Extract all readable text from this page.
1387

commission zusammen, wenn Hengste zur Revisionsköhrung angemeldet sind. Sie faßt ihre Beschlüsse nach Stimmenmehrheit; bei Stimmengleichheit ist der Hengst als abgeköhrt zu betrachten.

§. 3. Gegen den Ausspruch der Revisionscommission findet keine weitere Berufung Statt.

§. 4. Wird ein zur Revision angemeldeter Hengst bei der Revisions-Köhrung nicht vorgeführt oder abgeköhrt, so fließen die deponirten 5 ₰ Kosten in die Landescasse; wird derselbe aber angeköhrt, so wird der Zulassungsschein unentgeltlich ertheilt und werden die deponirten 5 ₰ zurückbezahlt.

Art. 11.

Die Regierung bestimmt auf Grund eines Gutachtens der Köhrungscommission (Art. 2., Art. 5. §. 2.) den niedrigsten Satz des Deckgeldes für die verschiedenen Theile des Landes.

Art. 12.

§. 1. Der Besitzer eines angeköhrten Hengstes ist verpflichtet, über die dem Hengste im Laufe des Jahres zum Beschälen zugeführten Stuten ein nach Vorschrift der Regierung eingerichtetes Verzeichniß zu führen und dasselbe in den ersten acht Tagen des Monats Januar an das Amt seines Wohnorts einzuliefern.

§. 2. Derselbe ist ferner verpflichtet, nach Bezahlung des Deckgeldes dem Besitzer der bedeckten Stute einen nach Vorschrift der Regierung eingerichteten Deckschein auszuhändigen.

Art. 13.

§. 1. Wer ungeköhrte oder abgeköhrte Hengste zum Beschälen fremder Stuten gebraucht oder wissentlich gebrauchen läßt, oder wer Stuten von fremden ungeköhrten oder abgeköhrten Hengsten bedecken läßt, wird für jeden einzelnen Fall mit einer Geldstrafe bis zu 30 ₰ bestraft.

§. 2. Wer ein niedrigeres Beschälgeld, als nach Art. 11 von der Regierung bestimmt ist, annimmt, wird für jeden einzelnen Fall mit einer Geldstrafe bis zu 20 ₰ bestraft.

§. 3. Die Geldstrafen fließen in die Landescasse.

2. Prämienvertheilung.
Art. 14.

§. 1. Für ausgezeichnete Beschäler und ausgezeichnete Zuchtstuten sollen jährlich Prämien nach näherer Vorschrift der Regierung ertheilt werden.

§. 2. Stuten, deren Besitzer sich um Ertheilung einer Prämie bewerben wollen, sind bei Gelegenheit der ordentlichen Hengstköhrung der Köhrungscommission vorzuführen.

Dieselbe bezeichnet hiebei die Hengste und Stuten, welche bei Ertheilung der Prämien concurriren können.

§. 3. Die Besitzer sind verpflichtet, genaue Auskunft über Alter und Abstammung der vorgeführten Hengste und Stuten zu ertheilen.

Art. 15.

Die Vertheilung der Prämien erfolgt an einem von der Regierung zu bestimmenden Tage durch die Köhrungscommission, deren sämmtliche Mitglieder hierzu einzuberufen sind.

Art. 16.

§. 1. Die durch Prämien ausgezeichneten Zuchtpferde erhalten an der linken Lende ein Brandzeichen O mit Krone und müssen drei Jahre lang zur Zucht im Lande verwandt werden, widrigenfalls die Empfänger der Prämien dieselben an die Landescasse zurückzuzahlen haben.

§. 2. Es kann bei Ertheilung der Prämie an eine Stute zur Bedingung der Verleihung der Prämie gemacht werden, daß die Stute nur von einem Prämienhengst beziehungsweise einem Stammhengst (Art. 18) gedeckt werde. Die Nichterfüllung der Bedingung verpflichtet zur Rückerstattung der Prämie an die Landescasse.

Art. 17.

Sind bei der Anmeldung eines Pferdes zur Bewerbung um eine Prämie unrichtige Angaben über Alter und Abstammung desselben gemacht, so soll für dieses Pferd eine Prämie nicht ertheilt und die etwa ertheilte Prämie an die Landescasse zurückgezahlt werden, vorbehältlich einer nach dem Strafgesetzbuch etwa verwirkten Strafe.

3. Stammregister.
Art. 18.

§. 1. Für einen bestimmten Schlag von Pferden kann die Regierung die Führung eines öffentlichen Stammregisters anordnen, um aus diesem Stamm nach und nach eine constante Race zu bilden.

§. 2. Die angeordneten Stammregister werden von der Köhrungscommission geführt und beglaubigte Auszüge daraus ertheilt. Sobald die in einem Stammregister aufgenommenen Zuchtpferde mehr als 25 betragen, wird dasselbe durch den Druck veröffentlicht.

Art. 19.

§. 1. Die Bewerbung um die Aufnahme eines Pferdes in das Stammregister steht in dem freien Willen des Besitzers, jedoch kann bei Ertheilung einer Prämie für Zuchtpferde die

#####

→ TRY IT:
Your answer should consist of all lines above that include the string "deren".

→ TASK RESPONSE:
§. 2. Stuten, deren Besitzer sich um Ertheilung einer Prämie bewerben wollen, sind bei Gelegenheit der ordentlichen Hengstköhrung der Köhrungscommission vorzuführen.
Die Vertheilung der Prämien erfolgt an einem von der Regierung zu bestimmenden Tage durch die Köhrungscommission, deren sämmtliche Mitglieder hierzu einzuberufen sind.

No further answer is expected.